[Challenge] Please reproduce only the stretch from the row containing "Patent image size: (1452, 1020)." through the row containing "The spring layer 4 is at (555, 452).", renaming "vertical standoffs" to "vertical supports" and keeping everything else unchanged.

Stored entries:
◇ ◇ ◇ ◇
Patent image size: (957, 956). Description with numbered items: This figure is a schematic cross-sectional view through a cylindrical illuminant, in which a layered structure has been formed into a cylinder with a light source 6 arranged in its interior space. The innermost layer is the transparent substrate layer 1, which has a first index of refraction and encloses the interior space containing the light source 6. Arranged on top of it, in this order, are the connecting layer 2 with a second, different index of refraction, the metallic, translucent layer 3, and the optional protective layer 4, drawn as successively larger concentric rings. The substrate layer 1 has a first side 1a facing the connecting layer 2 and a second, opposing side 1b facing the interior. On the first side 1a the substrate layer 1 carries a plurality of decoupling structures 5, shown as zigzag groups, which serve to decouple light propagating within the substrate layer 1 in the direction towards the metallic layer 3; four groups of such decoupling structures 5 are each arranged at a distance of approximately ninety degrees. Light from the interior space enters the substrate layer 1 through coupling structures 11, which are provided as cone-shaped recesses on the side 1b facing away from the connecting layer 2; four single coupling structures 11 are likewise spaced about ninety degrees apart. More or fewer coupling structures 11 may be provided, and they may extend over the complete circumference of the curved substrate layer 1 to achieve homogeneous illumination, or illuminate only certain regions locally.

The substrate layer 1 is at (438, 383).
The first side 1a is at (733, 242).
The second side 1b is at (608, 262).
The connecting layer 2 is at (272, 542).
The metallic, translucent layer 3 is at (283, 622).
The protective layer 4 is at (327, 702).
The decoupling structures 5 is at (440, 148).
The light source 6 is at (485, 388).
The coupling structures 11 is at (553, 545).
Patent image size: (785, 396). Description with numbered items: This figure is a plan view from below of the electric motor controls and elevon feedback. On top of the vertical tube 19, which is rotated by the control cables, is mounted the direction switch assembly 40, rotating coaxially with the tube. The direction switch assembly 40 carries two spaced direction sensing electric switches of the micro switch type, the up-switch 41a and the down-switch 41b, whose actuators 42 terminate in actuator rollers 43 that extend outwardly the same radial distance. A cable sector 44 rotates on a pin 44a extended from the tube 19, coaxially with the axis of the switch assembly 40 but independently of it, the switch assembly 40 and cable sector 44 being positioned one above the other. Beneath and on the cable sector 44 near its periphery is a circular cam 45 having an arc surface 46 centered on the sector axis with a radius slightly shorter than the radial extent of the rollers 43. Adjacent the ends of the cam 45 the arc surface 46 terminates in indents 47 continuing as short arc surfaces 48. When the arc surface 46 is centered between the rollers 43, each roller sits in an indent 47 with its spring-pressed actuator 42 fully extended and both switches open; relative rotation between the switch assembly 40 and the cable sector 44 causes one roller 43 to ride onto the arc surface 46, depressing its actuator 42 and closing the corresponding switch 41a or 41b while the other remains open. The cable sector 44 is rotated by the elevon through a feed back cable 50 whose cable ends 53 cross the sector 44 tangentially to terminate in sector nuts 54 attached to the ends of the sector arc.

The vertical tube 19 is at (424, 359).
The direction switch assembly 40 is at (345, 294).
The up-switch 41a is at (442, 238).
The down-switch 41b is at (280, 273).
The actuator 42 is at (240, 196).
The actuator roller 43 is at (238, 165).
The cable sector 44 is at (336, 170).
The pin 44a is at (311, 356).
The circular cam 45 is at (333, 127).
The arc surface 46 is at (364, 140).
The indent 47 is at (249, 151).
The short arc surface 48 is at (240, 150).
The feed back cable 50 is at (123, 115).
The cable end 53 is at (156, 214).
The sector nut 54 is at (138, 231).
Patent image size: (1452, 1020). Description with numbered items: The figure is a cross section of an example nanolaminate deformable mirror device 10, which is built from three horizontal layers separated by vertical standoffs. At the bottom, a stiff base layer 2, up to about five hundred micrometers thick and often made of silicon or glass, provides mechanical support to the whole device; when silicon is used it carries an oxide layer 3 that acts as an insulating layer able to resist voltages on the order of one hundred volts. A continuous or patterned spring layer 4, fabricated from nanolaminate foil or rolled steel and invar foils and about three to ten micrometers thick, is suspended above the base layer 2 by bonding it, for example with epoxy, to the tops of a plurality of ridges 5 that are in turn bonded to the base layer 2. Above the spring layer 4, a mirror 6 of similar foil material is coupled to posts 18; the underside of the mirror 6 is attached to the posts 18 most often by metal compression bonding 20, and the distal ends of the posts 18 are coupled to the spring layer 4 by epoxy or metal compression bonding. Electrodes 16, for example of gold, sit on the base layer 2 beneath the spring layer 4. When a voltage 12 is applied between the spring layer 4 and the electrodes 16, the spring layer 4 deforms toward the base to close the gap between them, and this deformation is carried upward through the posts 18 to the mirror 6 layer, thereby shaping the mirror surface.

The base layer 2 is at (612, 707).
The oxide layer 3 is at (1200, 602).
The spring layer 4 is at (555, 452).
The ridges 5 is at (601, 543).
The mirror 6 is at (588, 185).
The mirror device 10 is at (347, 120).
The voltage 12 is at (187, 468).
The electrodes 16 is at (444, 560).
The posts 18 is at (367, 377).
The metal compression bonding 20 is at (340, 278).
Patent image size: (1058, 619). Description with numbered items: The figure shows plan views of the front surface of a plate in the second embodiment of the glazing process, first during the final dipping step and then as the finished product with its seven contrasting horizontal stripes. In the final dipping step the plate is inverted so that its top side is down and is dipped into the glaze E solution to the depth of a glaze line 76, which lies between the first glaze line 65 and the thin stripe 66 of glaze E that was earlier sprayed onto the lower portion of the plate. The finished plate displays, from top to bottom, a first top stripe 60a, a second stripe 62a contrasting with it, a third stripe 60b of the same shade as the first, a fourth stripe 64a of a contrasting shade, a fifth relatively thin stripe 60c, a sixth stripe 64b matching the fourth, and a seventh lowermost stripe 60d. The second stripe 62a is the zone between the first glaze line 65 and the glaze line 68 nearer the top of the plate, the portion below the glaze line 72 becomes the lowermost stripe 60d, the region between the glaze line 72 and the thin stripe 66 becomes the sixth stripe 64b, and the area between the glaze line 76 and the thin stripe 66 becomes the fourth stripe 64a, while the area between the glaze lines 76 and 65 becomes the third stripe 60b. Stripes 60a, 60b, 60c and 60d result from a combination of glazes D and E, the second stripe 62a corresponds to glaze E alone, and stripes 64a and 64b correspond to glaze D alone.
◇ ◇ ◇ ◇
[Solution to this exercise]
Patent image size: (1452, 1020). Description with numbered items: The figure is a cross section of an example nanolaminate deformable mirror device 10, which is built from three horizontal layers separated by vertical supports. At the bottom, a stiff base layer 2, up to about five hundred micrometers thick and often made of silicon or glass, provides mechanical support to the whole device; when silicon is used it carries an oxide layer 3 that acts as an insulating layer able to resist voltages on the order of one hundred volts. A continuous or patterned spring layer 4, fabricated from nanolaminate foil or rolled steel and invar foils and about three to ten micrometers thick, is suspended above the base layer 2 by bonding it, for example with epoxy, to the tops of a plurality of ridges 5 that are in turn bonded to the base layer 2. Above the spring layer 4, a mirror 6 of similar foil material is coupled to posts 18; the underside of the mirror 6 is attached to the posts 18 most often by metal compression bonding 20, and the distal ends of the posts 18 are coupled to the spring layer 4 by epoxy or metal compression bonding. Electrodes 16, for example of gold, sit on the base layer 2 beneath the spring layer 4. When a voltage 12 is applied between the spring layer 4 and the electrodes 16, the spring layer 4 deforms toward the base to close the gap between them, and this deformation is carried upward through the posts 18 to the mirror 6 layer, thereby shaping the mirror surface.

The base layer 2 is at (612, 707).
The oxide layer 3 is at (1200, 602).
The spring layer 4 is at (555, 452).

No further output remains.